# [Prompt]
From the entries below, gather every line containing the string "range".

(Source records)
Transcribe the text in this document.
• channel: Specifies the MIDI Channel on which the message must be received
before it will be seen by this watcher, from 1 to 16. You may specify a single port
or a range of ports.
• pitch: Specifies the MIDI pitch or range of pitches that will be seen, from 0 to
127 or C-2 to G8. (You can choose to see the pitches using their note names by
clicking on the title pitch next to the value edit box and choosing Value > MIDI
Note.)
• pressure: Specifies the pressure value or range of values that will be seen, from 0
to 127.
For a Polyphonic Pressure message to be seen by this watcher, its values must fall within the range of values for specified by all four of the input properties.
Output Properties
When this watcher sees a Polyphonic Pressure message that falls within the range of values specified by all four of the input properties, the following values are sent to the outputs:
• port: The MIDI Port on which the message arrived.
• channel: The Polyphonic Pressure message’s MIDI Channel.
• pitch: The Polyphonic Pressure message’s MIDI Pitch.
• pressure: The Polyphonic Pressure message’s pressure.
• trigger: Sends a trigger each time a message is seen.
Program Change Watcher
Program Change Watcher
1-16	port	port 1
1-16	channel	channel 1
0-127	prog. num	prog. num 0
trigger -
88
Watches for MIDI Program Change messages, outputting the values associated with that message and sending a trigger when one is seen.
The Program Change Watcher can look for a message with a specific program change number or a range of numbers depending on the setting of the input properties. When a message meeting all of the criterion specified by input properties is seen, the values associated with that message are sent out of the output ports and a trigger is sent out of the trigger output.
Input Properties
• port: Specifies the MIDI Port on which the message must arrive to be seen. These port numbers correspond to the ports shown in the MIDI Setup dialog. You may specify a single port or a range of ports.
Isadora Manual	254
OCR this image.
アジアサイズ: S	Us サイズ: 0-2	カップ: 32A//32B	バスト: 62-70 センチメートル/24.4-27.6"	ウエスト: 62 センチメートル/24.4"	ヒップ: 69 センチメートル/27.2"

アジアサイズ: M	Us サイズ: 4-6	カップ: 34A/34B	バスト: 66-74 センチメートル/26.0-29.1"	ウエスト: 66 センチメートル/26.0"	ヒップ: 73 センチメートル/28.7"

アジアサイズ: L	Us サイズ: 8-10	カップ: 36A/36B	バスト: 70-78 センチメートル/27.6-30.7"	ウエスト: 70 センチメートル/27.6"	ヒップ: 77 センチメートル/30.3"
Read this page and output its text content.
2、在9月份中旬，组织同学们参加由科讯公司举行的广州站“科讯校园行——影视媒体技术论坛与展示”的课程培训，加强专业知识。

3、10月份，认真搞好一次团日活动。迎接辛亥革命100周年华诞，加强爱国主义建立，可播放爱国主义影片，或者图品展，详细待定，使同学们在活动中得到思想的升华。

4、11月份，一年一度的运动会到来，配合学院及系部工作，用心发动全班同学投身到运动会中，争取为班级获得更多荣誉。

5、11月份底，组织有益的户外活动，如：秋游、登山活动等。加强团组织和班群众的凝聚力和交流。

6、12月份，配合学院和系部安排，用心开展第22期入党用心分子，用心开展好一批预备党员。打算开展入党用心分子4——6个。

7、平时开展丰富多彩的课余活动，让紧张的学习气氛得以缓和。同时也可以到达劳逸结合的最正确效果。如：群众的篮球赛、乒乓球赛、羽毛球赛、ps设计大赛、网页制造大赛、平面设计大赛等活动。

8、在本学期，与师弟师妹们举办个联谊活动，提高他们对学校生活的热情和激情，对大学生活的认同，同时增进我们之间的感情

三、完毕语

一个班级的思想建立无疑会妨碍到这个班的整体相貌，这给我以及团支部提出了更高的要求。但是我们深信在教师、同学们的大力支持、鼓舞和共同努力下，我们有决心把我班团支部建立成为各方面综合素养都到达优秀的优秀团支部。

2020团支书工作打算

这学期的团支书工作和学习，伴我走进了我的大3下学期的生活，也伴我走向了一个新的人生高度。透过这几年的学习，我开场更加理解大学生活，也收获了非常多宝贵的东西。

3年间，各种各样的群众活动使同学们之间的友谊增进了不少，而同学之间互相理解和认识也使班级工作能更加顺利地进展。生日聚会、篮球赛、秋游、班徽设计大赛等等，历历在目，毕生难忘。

# [Task answer]
or a range of ports.
• pitch: Specifies the MIDI pitch or range of pitches that will be seen, from 0 to
• pressure: Specifies the pressure value or range of values that will be seen, from 0
For a Polyphonic Pressure message to be seen by this watcher, its values must fall within the range of values for specified by all four of the input properties.
When this watcher sees a Polyphonic Pressure message that falls within the range of values specified by all four of the input properties, the following values are sent to the outputs:
The Program Change Watcher can look for a message with a specific program change number or a range of numbers depending on the setting of the input properties. When a message meeting all of the criterion specified by input properties is seen, the values associated with that message are sent out of the output ports and a trigger is sent out of the trigger output.
• port: Specifies the MIDI Port on which the message must arrive to be seen. These port numbers correspond to the ports shown in the MIDI Setup dialog. You may specify a single port or a range of ports.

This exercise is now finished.